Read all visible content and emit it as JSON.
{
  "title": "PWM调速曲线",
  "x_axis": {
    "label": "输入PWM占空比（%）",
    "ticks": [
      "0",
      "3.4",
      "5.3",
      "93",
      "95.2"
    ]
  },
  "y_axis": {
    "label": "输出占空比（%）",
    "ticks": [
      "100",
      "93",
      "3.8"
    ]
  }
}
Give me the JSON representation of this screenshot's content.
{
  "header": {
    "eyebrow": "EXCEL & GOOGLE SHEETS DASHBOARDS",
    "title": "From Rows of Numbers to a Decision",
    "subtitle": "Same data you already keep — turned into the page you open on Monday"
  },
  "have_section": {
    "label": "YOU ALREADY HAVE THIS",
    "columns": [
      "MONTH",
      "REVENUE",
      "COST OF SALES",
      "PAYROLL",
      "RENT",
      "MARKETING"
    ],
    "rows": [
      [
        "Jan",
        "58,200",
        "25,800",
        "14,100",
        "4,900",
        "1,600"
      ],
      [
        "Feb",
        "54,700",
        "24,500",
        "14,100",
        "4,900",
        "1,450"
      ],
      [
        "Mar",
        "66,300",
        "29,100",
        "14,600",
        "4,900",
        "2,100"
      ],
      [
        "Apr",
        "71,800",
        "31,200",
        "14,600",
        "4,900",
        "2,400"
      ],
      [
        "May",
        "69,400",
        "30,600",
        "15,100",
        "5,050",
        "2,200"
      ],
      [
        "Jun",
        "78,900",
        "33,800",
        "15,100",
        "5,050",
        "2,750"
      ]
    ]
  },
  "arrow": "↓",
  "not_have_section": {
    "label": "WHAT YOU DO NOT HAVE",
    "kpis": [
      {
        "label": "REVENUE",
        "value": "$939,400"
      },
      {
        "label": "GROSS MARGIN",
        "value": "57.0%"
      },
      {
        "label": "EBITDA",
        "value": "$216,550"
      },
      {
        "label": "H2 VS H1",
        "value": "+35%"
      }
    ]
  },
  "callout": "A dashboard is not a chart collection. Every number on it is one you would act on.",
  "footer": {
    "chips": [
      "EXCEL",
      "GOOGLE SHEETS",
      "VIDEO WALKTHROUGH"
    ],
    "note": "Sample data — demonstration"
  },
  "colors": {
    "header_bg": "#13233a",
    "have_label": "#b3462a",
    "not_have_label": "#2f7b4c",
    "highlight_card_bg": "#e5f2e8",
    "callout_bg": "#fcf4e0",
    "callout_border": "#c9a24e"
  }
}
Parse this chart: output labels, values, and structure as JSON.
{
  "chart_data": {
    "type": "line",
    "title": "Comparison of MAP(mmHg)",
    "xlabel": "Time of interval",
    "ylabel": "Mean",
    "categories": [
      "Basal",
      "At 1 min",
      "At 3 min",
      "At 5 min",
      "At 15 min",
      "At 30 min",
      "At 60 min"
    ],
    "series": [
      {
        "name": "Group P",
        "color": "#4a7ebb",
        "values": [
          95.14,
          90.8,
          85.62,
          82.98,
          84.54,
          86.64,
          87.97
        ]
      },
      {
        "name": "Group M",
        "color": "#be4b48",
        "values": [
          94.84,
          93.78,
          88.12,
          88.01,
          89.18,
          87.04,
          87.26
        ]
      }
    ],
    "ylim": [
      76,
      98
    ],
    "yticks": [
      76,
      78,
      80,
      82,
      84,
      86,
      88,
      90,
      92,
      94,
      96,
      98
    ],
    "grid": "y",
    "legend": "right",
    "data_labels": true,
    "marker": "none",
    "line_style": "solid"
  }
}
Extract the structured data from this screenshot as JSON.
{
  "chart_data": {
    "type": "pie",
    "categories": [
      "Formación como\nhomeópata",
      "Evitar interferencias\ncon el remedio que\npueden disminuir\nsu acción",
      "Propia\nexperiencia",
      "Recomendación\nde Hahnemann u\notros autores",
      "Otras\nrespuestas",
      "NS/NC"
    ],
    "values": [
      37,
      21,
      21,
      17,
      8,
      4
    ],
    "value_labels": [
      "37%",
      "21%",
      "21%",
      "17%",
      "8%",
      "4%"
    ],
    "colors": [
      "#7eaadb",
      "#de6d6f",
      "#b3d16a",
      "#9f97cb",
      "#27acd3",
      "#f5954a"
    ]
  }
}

━━━━

# Exercise objective:
All lines in the data that contain the word "screenshot" should be copied.

# Right answer:
Give me the JSON representation of this screenshot's content.
Extract the structured data from this screenshot as JSON.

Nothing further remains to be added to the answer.